▶ _Supplied text_:
::::

Diabetes mellitus is a chronic disease characterised by hyperglycaemia (high blood sugar) which is the earliest trigger in the development of vascular damage in these patients. During the process of the development of atherosclerosis, several molecular, receptorial and cellular factors provide a continuous mechanism of vascular complications. The major long-term complications of both type 1 and type 2 diabetes can be divided into microvascular (represented by nephropathy*, retinopathy and neuropathy) and macrovascular (cerebrovascular, coronary artery and peripheral vascular disease). (Chiarelli & Marzio 2010) 

* Diabetic nephropathy is a complication of diabetes in which hyperglycaemia triggers inflammation, endothelial dysfunction and oxidative stress leading to kidney damage. Glycation** of proteins has been linked to mechanisms of disease – particularly the development of chronic clinical complications associated with diabetes mellitus – retinopathy, neuropathy and nephropathy, non-diabetic nephropathy, macrovascular disease, Alzheimer’s disease, cataracts and ageing. The concentration of fructosamine in blood plasma of normal, healthy human subjects is about 140 µM, and increases 2–3-fold in diabetes mellitus . This is the early glycation process and Schiff’s base and fructosamines have been called collectively early glycation adducts. (Thornalley et al 1999) 

** Glycation is the result of the covalent bonding of a protein or lipid molecule with a sugar molecule, such as fructose or glucose without the controlling action of an enzyme. 

The Role of Advanced Glycation End Products (AGEs) and Receptor for AGEs (RAGE) in Age-Related Disorders
A non-enzymatic reaction between ketones or aldehydes and the amino groups of proteins, lipids and nucleic acids contributes to the aging of macromolecules and to the development and progression of various age-related disorders such as vascular complications of diabetes, Alzheimer’s disease, cancer growth and metastasis, insulin resistance and degenerative bone disease. Under hyperglycemic and/or oxidative stress conditions, this process begins with the conversion of reversible Schiff base adducts, and then to more stable, covalently-bound Amadori rearrangement products. Over a course of days to weeks, these early glycation products undergo further reactions and rearrangements to become irreversibly crossed-linked, fluorescent protein derivatives termed advanced glycation end products (AGEs). (Yamagishi S 2011)

There is a growing body of evidence that AGE and their receptor RAGE (receptor for AGEs) interaction elicits oxidative stress, inflammatory reactions and thrombosis, thereby being involved in vascular aging and damage. These observations suggest that the AGE-RAGE system is a novel therapeutic target for preventing diabetic vascular complications. (Yamagishi S 2011)

Streptococcus pneumoniae is the most common cause of community-acquired pneumonia. The receptor for advanced glycation end products (RAGE) is a multiligand receptor that is expressed ubiquitously in the lungs. Engagement of RAGE leads to activation of multiple intracellular signaling pathways, including NF-kappaB and subsequent transcription of several proinflammatory mediators. Data suggest that RAGE plays a detrimental role in the host response to S. pneumoniae pneumonia by facilitating the bacterial growth and dissemination and concurrently enhancing the pulmonary inflammatory and procoagulant response. (van Zoelen et al 2009)

::::

▶ _Extracted material_:
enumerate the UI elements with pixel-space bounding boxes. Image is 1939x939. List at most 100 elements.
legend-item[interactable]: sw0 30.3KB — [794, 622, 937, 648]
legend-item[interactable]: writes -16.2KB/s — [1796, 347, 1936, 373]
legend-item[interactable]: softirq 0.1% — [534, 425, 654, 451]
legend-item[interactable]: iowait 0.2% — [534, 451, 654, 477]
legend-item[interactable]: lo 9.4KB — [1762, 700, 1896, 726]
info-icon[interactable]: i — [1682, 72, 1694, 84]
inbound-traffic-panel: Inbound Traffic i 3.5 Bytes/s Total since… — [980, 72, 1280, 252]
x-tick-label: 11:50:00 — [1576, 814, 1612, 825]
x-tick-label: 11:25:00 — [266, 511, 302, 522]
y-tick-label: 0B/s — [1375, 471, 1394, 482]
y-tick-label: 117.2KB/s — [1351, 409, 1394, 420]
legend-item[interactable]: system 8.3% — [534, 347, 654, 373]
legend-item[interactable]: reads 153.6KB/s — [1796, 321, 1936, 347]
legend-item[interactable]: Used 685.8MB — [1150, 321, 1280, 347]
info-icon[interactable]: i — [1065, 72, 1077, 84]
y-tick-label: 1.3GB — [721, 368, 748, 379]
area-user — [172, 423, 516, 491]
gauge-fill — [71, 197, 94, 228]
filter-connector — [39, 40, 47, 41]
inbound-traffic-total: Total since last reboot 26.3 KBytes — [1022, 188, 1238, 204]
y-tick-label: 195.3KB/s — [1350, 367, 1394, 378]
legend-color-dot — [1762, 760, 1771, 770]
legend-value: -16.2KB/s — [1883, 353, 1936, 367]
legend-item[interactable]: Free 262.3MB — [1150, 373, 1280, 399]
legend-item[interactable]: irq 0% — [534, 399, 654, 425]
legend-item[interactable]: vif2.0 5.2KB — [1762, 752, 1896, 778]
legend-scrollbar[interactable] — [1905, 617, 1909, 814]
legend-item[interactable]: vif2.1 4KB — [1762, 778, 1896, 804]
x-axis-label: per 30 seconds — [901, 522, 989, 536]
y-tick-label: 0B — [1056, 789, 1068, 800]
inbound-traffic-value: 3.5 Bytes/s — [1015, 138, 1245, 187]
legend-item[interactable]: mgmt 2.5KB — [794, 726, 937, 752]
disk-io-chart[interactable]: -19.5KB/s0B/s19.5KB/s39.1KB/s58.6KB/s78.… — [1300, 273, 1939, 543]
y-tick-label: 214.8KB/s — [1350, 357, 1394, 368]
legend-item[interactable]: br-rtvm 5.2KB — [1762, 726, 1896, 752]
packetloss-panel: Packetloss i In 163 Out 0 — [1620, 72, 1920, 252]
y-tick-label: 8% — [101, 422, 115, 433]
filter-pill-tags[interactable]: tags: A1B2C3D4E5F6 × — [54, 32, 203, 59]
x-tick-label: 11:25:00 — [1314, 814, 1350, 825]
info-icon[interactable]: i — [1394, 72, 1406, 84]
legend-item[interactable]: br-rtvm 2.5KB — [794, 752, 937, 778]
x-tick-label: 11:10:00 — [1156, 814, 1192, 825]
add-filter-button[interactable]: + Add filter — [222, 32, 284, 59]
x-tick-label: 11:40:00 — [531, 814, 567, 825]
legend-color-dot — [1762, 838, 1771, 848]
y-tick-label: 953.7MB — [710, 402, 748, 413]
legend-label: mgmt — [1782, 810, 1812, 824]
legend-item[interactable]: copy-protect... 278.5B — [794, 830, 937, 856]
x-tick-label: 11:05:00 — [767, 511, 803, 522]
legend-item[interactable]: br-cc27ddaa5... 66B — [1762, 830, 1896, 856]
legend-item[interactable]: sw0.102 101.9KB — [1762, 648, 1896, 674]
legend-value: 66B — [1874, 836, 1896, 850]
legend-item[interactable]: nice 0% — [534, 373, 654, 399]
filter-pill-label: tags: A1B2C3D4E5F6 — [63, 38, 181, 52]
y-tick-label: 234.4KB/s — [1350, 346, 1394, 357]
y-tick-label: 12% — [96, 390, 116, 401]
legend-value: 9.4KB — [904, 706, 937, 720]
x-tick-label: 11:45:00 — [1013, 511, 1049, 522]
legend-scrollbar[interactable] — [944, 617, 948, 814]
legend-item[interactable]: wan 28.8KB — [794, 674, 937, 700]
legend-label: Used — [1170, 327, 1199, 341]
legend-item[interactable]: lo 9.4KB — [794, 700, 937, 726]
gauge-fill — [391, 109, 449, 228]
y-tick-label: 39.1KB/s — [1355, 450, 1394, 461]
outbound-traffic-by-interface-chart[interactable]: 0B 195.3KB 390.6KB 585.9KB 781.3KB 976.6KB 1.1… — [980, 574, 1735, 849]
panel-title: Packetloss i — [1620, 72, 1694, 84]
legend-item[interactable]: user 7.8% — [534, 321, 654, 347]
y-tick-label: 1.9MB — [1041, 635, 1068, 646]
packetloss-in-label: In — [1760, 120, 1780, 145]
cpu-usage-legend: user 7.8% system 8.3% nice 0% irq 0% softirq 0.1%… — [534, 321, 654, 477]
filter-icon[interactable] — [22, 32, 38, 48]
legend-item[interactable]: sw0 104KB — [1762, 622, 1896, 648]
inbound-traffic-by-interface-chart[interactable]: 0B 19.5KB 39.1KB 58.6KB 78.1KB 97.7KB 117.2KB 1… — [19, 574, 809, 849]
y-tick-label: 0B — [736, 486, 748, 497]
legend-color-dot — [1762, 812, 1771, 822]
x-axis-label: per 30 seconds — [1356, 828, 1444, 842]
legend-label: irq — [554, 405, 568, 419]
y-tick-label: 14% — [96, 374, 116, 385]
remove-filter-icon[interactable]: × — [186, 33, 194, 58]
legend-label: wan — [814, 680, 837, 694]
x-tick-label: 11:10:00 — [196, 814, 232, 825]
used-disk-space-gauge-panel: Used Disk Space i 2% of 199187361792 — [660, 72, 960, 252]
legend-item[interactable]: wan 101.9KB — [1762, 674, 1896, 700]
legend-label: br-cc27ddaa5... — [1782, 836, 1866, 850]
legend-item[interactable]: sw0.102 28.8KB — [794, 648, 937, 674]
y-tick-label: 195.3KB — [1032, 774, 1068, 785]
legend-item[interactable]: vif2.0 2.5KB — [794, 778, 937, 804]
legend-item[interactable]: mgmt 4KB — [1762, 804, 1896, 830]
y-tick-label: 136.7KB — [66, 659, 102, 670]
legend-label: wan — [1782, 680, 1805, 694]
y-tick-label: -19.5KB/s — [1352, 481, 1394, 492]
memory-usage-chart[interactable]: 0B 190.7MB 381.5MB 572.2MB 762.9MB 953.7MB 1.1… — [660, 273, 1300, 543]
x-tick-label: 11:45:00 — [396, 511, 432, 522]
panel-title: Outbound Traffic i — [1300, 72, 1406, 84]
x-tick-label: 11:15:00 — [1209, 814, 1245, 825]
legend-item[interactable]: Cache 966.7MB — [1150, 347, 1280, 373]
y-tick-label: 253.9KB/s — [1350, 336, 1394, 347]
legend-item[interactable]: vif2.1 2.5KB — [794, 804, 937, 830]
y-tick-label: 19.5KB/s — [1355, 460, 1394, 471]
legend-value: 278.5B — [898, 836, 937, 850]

::::

▶ _Actions to take_:
(1) Answer from the passage on diabetes and glycation:
(a) What is the fructosamine concentration in the blood plasma of normal, healthy human subjects?
(b) Over what span of time do early glycation products become advanced glycation end products?
(c) What is the most common cause of community-acquired pneumonia?
(2) Does each statement agree with the passage on diabetes and glycation? Answer yes or no, and quote the words that decide it.
(a) Glycation depends on the controlling action of an enzyme.
(b) Retinopathy is listed as a microvascular complication of diabetes.
(c) RAGE is expressed in only a few parts of the lungs.
(3) Resume the passage on diabetes and glycation after its last sentence.
The material has no connection to the passage on diabetes and glycation.

▶ _Exercise responses_:
(1)
(a) About 140 µM.
(b) Over a course of days to weeks.
(c) Streptococcus pneumoniae.

(2)
(a) No: "without the controlling action of an enzyme"
(b) Yes: "microvascular (represented by nephropathy*, retinopathy and neuropathy)"
(c) No: "expressed ubiquitously in the lungs"

(3)
Signaling Pathways Involved in Diabetic Complications
Organ damage can be triggered by both extracellular and intracellular hyperglycaemia. Increased extracellular glucose leads to non-enzymatic glycosylation of proteins and subsequent formation of advanced glycation end products (AGE) that interact with the receptor for AGE (RAGE) on the plasma membrane and promote the production of reactive oxygen species (ROS). Increased intracellular glucose drives mitochondrial activity, increases the activity of protein kinase C (PKC) and NADPH oxidase and promotes increased flux through the polyol pathway, all of which have many effects on cellular metabolism and phenotype. (Calcutt et al 2009)

The consequences of excessive ROS production in the vasculature are where ROS-driven changes in cell phenotype are mediated by a range of signaling pathways and transcription factors such as AP1, activator protein 1; AR, aldose reductase; CCL2, CC-chemokine ligand 2 (also known as MCP1); CDC42, cell division cycle 42; EGR1, early growth response protein 1; ERK, extracellular signal-regulated kinase; ICAM1, intercellular adhesion molecule 1; JAK, Janus-activated kinase; JNK, Jun N-terminal kinase; MAPK, mitogen-activated protein kinase; NF-κB, nuclear factor-κB; PI3K, phosphoinositide 3-kinase; RNS, reactive nitrogen species; SDH, sorbitol dehydrogenase; STAT, signal transducer and activator of transcription; and VCAM1, vascular cell adhesion molecule. Cells of the kidneys, eyes and nervous system also undergo cell- and organ-specific phenotypic changes as a result of hyperglycaemia-mediated ROS production. ROS production, ROS-unrelated pathogenic consequences of hyperglycaemia and hyperglycaemia-independent mechanisms, such as impaired insulin signalling, are likely to collectively mediate the organ-specific pathologies of diabetic complications. (Calcutt et al 2009)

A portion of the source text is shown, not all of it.